_A run of records_
########################################

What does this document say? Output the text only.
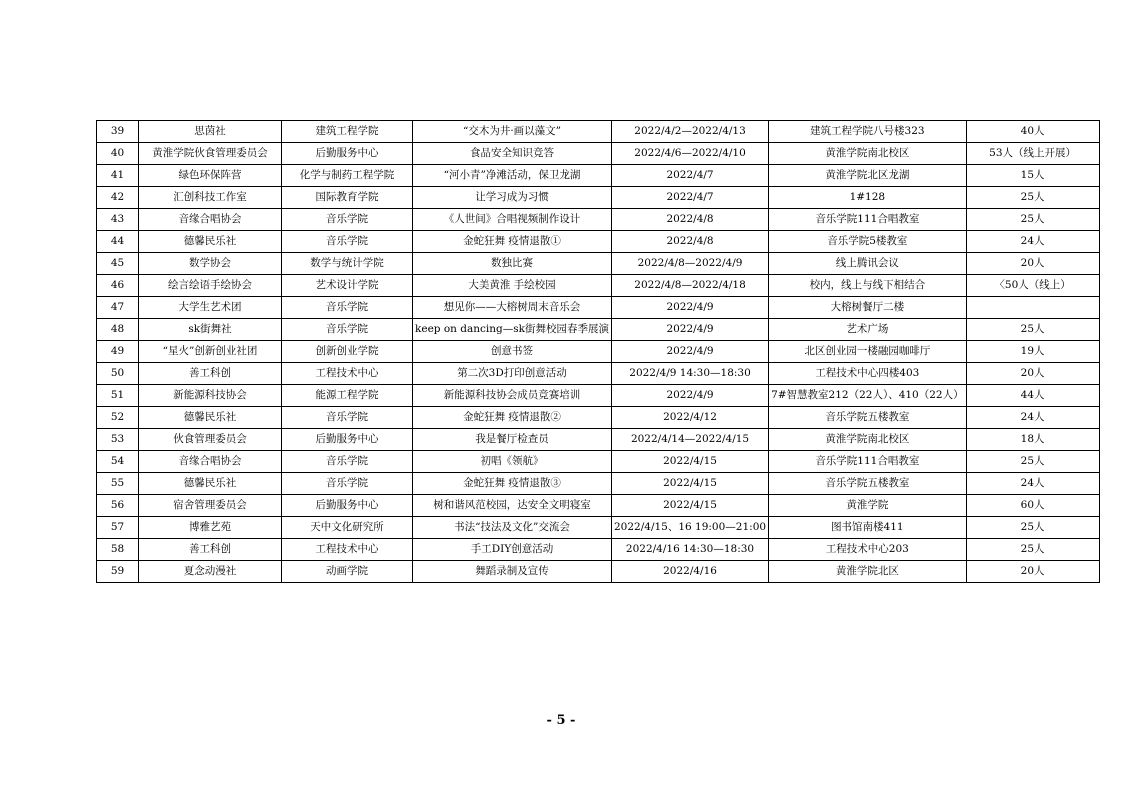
39	思茵社	建筑工程学院	“交木为井·画以藻文”	2022/4/2—2022/4/13	建筑工程学院八号楼323	40人
40	黄淮学院伙食管理委员会	后勤服务中心	食品安全知识竞答	2022/4/6—2022/4/10	黄淮学院南北校区	53人（线上开展）
41	绿色环保阵营	化学与制药工程学院	“河小青”净滩活动，保卫龙湖	2022/4/7	黄淮学院北区龙湖	15人
42	汇创科技工作室	国际教育学院	让学习成为习惯	2022/4/7	1#128	25人
43	音缘合唱协会	音乐学院	《人世间》合唱视频制作设计	2022/4/8	音乐学院111合唱教室	25人
44	德馨民乐社	音乐学院	金蛇狂舞 疫情退散①	2022/4/8	音乐学院5楼教室	24人
45	数学协会	数学与统计学院	数独比赛	2022/4/8—2022/4/9	线上腾讯会议	20人
46	绘言绘语手绘协会	艺术设计学院	大美黄淮 手绘校园	2022/4/8—2022/4/18	校内，线上与线下相结合	〈50人（线上）
47	大学生艺术团	音乐学院	想见你——大榕树周末音乐会	2022/4/9	大榕树餐厅二楼	
48	sk街舞社	音乐学院	keep on dancing—sk街舞校园春季展演	2022/4/9	艺术广场	25人
49	“星火”创新创业社团	创新创业学院	创意书签	2022/4/9	北区创业园一楼融园咖啡厅	19人
50	善工科创	工程技术中心	第二次3D打印创意活动	2022/4/9 14:30—18:30	工程技术中心四楼403	20人
51	新能源科技协会	能源工程学院	新能源科技协会成员竞赛培训	2022/4/9	7#智慧教室212（22人）、410（22人）	44人
52	德馨民乐社	音乐学院	金蛇狂舞 疫情退散②	2022/4/12	音乐学院五楼教室	24人
53	伙食管理委员会	后勤服务中心	我是餐厅检查员	2022/4/14—2022/4/15	黄淮学院南北校区	18人
54	音缘合唱协会	音乐学院	初唱《领航》	2022/4/15	音乐学院111合唱教室	25人
55	德馨民乐社	音乐学院	金蛇狂舞 疫情退散③	2022/4/15	音乐学院五楼教室	24人
56	宿舍管理委员会	后勤服务中心	树和谐风范校园，达安全文明寝室	2022/4/15	黄淮学院	60人
57	博雅艺苑	天中文化研究所	书法“技法及文化”交流会	2022/4/15、16 19:00—21:00	图书馆南楼411	25人
58	善工科创	工程技术中心	手工DIY创意活动	2022/4/16 14:30—18:30	工程技术中心203	25人
59	夏念动漫社	动画学院	舞蹈录制及宣传	2022/4/16	黄淮学院北区	20人
- 5 -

########################################

_Exercise requirements_
Repeat the data exactly, dropping every picture it holds.

_Output_
What does this document say? Output the text only.
39	思茵社	建筑工程学院	“交木为井·画以藻文”	2022/4/2—2022/4/13	建筑工程学院八号楼323	40人
40	黄淮学院伙食管理委员会	后勤服务中心	食品安全知识竞答	2022/4/6—2022/4/10	黄淮学院南北校区	53人（线上开展）
41	绿色环保阵营	化学与制药工程学院	“河小青”净滩活动，保卫龙湖	2022/4/7	黄淮学院北区龙湖	15人
42	汇创科技工作室	国际教育学院	让学习成为习惯	2022/4/7	1#128	25人
43	音缘合唱协会	音乐学院	《人世间》合唱视频制作设计	2022/4/8	音乐学院111合唱教室	25人
44	德馨民乐社	音乐学院	金蛇狂舞 疫情退散①	2022/4/8	音乐学院5楼教室	24人
45	数学协会	数学与统计学院	数独比赛	2022/4/8—2022/4/9	线上腾讯会议	20人
46	绘言绘语手绘协会	艺术设计学院	大美黄淮 手绘校园	2022/4/8—2022/4/18	校内，线上与线下相结合	〈50人（线上）
47	大学生艺术团	音乐学院	想见你——大榕树周末音乐会	2022/4/9	大榕树餐厅二楼	
48	sk街舞社	音乐学院	keep on dancing—sk街舞校园春季展演	2022/4/9	艺术广场	25人
49	“星火”创新创业社团	创新创业学院	创意书签	2022/4/9	北区创业园一楼融园咖啡厅	19人
50	善工科创	工程技术中心	第二次3D打印创意活动	2022/4/9 14:30—18:30	工程技术中心四楼403	20人
51	新能源科技协会	能源工程学院	新能源科技协会成员竞赛培训	2022/4/9	7#智慧教室212（22人）、410（22人）	44人
52	德馨民乐社	音乐学院	金蛇狂舞 疫情退散②	2022/4/12	音乐学院五楼教室	24人
53	伙食管理委员会	后勤服务中心	我是餐厅检查员	2022/4/14—2022/4/15	黄淮学院南北校区	18人
54	音缘合唱协会	音乐学院	初唱《领航》	2022/4/15	音乐学院111合唱教室	25人
55	德馨民乐社	音乐学院	金蛇狂舞 疫情退散③	2022/4/15	音乐学院五楼教室	24人
56	宿舍管理委员会	后勤服务中心	树和谐风范校园，达安全文明寝室	2022/4/15	黄淮学院	60人
57	博雅艺苑	天中文化研究所	书法“技法及文化”交流会	2022/4/15、16 19:00—21:00	图书馆南楼411	25人
58	善工科创	工程技术中心	手工DIY创意活动	2022/4/16 14:30—18:30	工程技术中心203	25人
59	夏念动漫社	动画学院	舞蹈录制及宣传	2022/4/16	黄淮学院北区	20人
- 5 -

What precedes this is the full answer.